-- Opening Marker --

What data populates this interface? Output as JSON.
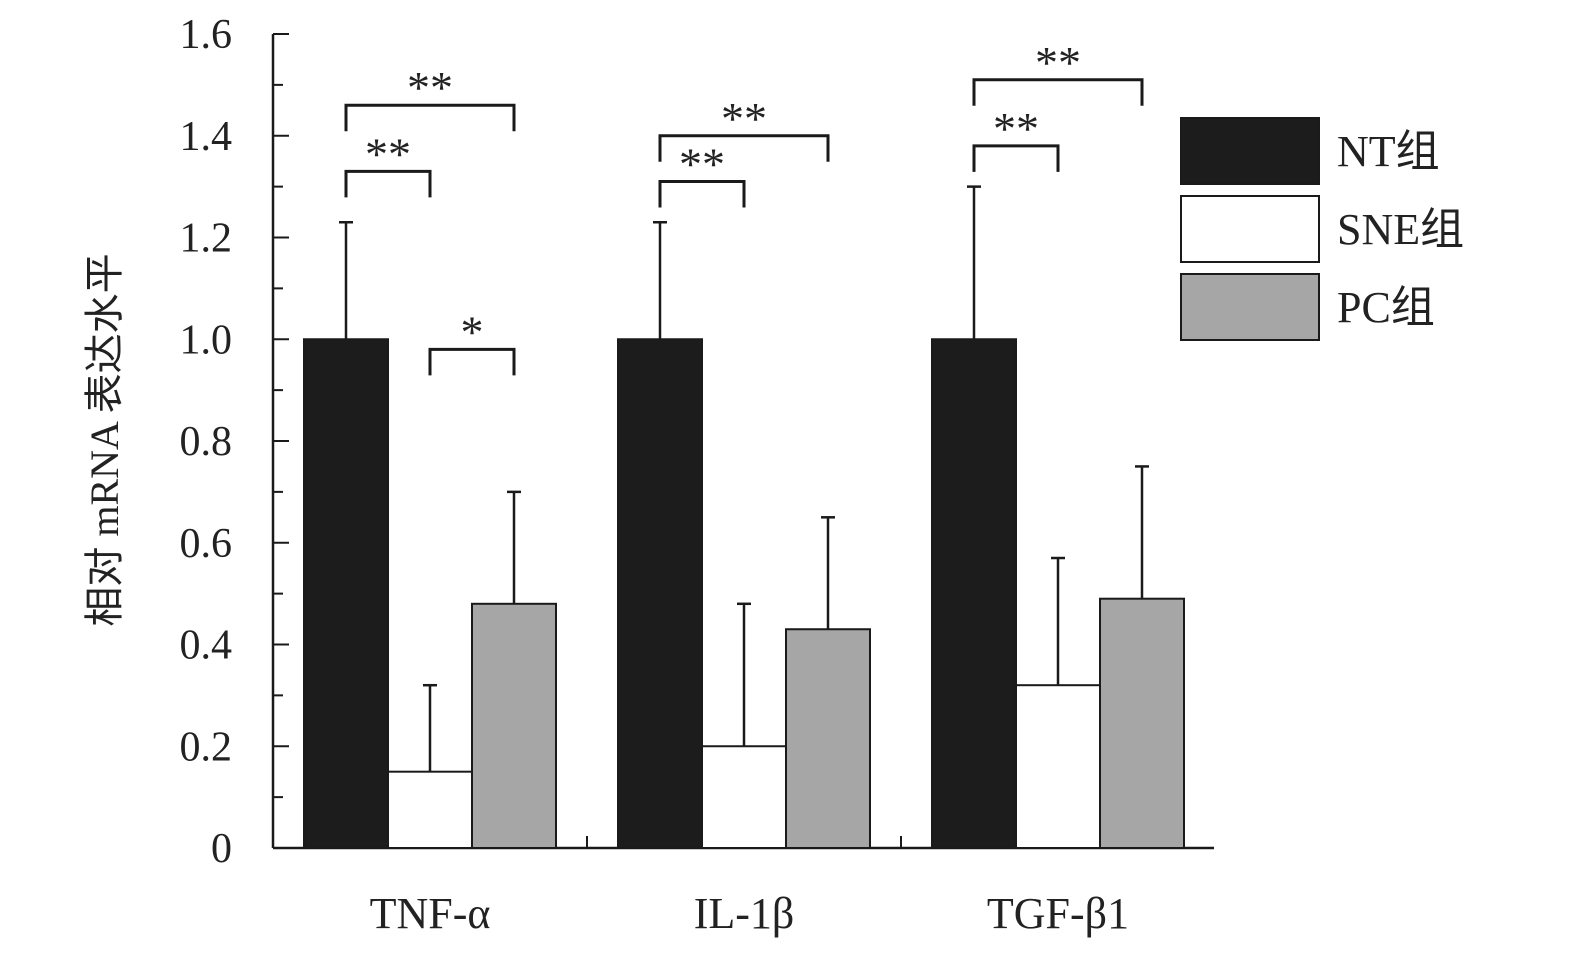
{
  "chart_data": {
    "type": "bar",
    "ylabel": "相对 mRNA 表达水平",
    "ylim": [
      0,
      1.6
    ],
    "yticks": [
      "0",
      "0.2",
      "0.4",
      "0.6",
      "0.8",
      "1.0",
      "1.2",
      "1.4",
      "1.6"
    ],
    "categories": [
      "TNF-α",
      "IL-1β",
      "TGF-β1"
    ],
    "series": [
      {
        "name": "NT组",
        "color": "#1c1c1c",
        "values": [
          1.0,
          1.0,
          1.0
        ],
        "errors": [
          0.23,
          0.23,
          0.3
        ]
      },
      {
        "name": "SNE组",
        "color": "#ffffff",
        "values": [
          0.15,
          0.2,
          0.32
        ],
        "errors": [
          0.17,
          0.28,
          0.25
        ]
      },
      {
        "name": "PC组",
        "color": "#a6a6a6",
        "values": [
          0.48,
          0.43,
          0.49
        ],
        "errors": [
          0.22,
          0.22,
          0.26
        ]
      }
    ],
    "significance": [
      {
        "category": 0,
        "from": 0,
        "to": 2,
        "y": 1.46,
        "label": "**"
      },
      {
        "category": 0,
        "from": 0,
        "to": 1,
        "y": 1.33,
        "label": "**"
      },
      {
        "category": 0,
        "from": 1,
        "to": 2,
        "y": 0.98,
        "label": "*"
      },
      {
        "category": 1,
        "from": 0,
        "to": 2,
        "y": 1.4,
        "label": "**"
      },
      {
        "category": 1,
        "from": 0,
        "to": 1,
        "y": 1.31,
        "label": "**"
      },
      {
        "category": 2,
        "from": 0,
        "to": 2,
        "y": 1.51,
        "label": "**"
      },
      {
        "category": 2,
        "from": 0,
        "to": 1,
        "y": 1.38,
        "label": "**"
      }
    ],
    "legend_position": "right",
    "grid": false
  }
}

-- Closing Marker --

- **WHAT TO WORK ON**:
Your answer should hold every line of the entries that contains the string "color".

- **ANSWER AREA**:
        "color": "#1c1c1c",
        "color": "#ffffff",
        "color": "#a6a6a6",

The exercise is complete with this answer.